> [THE EXERCISE]
Return the material below in full and exactly.

> [DATA FOR THE TASK]
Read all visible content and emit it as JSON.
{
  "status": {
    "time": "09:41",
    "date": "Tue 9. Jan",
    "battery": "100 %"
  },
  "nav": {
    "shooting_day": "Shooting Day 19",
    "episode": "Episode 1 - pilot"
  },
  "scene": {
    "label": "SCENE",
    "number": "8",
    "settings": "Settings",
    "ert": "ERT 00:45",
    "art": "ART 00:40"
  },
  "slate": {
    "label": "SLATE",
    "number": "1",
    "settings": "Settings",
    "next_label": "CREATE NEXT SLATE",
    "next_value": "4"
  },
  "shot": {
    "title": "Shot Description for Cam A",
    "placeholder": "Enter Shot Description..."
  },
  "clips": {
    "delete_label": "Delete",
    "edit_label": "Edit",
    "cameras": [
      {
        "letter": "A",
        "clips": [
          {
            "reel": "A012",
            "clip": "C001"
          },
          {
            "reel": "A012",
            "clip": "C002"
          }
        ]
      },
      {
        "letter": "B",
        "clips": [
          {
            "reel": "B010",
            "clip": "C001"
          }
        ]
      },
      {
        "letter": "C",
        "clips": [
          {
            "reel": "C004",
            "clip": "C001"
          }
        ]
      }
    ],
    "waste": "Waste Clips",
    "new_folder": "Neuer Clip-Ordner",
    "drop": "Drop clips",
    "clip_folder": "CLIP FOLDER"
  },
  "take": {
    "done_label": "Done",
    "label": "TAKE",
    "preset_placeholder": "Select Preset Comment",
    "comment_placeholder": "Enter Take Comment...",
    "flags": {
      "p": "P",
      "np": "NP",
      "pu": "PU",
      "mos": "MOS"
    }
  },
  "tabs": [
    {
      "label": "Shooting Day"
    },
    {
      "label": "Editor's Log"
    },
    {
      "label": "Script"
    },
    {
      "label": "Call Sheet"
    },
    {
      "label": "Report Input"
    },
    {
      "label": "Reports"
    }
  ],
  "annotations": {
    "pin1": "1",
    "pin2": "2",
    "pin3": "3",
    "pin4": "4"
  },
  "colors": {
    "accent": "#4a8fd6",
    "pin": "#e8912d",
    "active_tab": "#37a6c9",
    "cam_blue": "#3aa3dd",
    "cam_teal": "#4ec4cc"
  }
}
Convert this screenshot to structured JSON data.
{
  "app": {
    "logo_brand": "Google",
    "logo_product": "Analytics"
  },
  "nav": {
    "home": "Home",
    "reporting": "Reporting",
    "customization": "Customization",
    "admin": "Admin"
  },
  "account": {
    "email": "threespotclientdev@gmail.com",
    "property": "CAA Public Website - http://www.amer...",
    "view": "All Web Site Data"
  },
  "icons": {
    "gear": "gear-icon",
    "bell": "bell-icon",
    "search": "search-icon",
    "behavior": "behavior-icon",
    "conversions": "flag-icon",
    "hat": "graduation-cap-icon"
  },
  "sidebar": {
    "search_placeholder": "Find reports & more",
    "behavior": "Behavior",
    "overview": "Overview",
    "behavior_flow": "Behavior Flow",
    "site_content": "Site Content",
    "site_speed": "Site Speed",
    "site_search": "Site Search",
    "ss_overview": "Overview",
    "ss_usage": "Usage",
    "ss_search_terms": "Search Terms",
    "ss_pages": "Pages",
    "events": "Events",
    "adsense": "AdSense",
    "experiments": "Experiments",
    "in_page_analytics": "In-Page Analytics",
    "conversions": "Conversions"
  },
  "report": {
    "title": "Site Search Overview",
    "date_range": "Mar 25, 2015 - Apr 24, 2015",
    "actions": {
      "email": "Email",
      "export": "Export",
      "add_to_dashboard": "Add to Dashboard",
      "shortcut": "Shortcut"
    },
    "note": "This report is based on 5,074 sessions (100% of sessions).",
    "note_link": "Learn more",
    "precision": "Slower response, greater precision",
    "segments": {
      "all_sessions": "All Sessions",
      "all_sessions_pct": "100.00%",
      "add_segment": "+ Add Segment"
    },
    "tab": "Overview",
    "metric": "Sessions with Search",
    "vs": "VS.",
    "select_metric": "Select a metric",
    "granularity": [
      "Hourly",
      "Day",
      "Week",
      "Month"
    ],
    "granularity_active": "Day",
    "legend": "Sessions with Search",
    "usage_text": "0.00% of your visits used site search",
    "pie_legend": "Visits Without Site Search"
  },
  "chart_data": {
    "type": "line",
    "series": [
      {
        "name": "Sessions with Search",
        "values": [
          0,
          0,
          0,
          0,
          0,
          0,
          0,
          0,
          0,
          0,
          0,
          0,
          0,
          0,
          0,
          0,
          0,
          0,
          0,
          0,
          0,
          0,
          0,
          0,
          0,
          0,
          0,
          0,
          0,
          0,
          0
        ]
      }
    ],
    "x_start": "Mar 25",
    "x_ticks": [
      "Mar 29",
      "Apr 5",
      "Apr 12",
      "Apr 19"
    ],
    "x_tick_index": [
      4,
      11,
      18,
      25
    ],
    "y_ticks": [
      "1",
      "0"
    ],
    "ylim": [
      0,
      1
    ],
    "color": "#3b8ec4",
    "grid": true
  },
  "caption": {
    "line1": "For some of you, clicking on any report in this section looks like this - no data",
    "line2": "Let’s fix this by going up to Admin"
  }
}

> [RESPONSE TO THIS TASK]
Read all visible content and emit it as JSON.
{
  "status": {
    "time": "09:41",
    "date": "Tue 9. Jan",
    "battery": "100 %"
  },
  "nav": {
    "shooting_day": "Shooting Day 19",
    "episode": "Episode 1 - pilot"
  },
  "scene": {
    "label": "SCENE",
    "number": "8",
    "settings": "Settings",
    "ert": "ERT 00:45",
    "art": "ART 00:40"
  },
  "slate": {
    "label": "SLATE",
    "number": "1",
    "settings": "Settings",
    "next_label": "CREATE NEXT SLATE",
    "next_value": "4"
  },
  "shot": {
    "title": "Shot Description for Cam A",
    "placeholder": "Enter Shot Description..."
  },
  "clips": {
    "delete_label": "Delete",
    "edit_label": "Edit",
    "cameras": [
      {
        "letter": "A",
        "clips": [
          {
            "reel": "A012",
            "clip": "C001"
          },
          {
            "reel": "A012",
            "clip": "C002"
          }
        ]
      },
      {
        "letter": "B",
        "clips": [
          {
            "reel": "B010",
            "clip": "C001"
          }
        ]
      },
      {
        "letter": "C",
        "clips": [
          {
            "reel": "C004",
            "clip": "C001"
          }
        ]
      }
    ],
    "waste": "Waste Clips",
    "new_folder": "Neuer Clip-Ordner",
    "drop": "Drop clips",
    "clip_folder": "CLIP FOLDER"
  },
  "take": {
    "done_label": "Done",
    "label": "TAKE",
    "preset_placeholder": "Select Preset Comment",
    "comment_placeholder": "Enter Take Comment...",
    "flags": {
      "p": "P",
      "np": "NP",
      "pu": "PU",
      "mos": "MOS"
    }
  },
  "tabs": [
    {
      "label": "Shooting Day"
    },
    {
      "label": "Editor's Log"
    },
    {
      "label": "Script"
    },
    {
      "label": "Call Sheet"
    },
    {
      "label": "Report Input"
    },
    {
      "label": "Reports"
    }
  ],
  "annotations": {
    "pin1": "1",
    "pin2": "2",
    "pin3": "3",
    "pin4": "4"
  },
  "colors": {
    "accent": "#4a8fd6",
    "pin": "#e8912d",
    "active_tab": "#37a6c9",
    "cam_blue": "#3aa3dd",
    "cam_teal": "#4ec4cc"
  }
}
Convert this screenshot to structured JSON data.
{
  "app": {
    "logo_brand": "Google",
    "logo_product": "Analytics"
  },
  "nav": {
    "home": "Home",
    "reporting": "Reporting",
    "customization": "Customization",
    "admin": "Admin"
  },
  "account": {
    "email": "threespotclientdev@gmail.com",
    "property": "CAA Public Website - http://www.amer...",
    "view": "All Web Site Data"
  },
  "icons": {
    "gear": "gear-icon",
    "bell": "bell-icon",
    "search": "search-icon",
    "behavior": "behavior-icon",
    "conversions": "flag-icon",
    "hat": "graduation-cap-icon"
  },
  "sidebar": {
    "search_placeholder": "Find reports & more",
    "behavior": "Behavior",
    "overview": "Overview",
    "behavior_flow": "Behavior Flow",
    "site_content": "Site Content",
    "site_speed": "Site Speed",
    "site_search": "Site Search",
    "ss_overview": "Overview",
    "ss_usage": "Usage",
    "ss_search_terms": "Search Terms",
    "ss_pages": "Pages",
    "events": "Events",
    "adsense": "AdSense",
    "experiments": "Experiments",
    "in_page_analytics": "In-Page Analytics",
    "conversions": "Conversions"
  },
  "report": {
    "title": "Site Search Overview",
    "date_range": "Mar 25, 2015 - Apr 24, 2015",
    "actions": {
      "email": "Email",
      "export": "Export",
      "add_to_dashboard": "Add to Dashboard",
      "shortcut": "Shortcut"
    },
    "note": "This report is based on 5,074 sessions (100% of sessions).",
    "note_link": "Learn more",
    "precision": "Slower response, greater precision",
    "segments": {
      "all_sessions": "All Sessions",
      "all_sessions_pct": "100.00%",
      "add_segment": "+ Add Segment"
    },
    "tab": "Overview",
    "metric": "Sessions with Search",
    "vs": "VS.",
    "select_metric": "Select a metric",
    "granularity": [
      "Hourly",
      "Day",
      "Week",
      "Month"
    ],
    "granularity_active": "Day",
    "legend": "Sessions with Search",
    "usage_text": "0.00% of your visits used site search",
    "pie_legend": "Visits Without Site Search"
  },
  "chart_data": {
    "type": "line",
    "series": [
      {
        "name": "Sessions with Search",
        "values": [
          0,
          0,
          0,
          0,
          0,
          0,
          0,
          0,
          0,
          0,
          0,
          0,
          0,
          0,
          0,
          0,
          0,
          0,
          0,
          0,
          0,
          0,
          0,
          0,
          0,
          0,
          0,
          0,
          0,
          0,
          0
        ]
      }
    ],
    "x_start": "Mar 25",
    "x_ticks": [
      "Mar 29",
      "Apr 5",
      "Apr 12",
      "Apr 19"
    ],
    "x_tick_index": [
      4,
      11,
      18,
      25
    ],
    "y_ticks": [
      "1",
      "0"
    ],
    "ylim": [
      0,
      1
    ],
    "color": "#3b8ec4",
    "grid": true
  },
  "caption": {
    "line1": "For some of you, clicking on any report in this section looks like this - no data",
    "line2": "Let’s fix this by going up to Admin"
  }
}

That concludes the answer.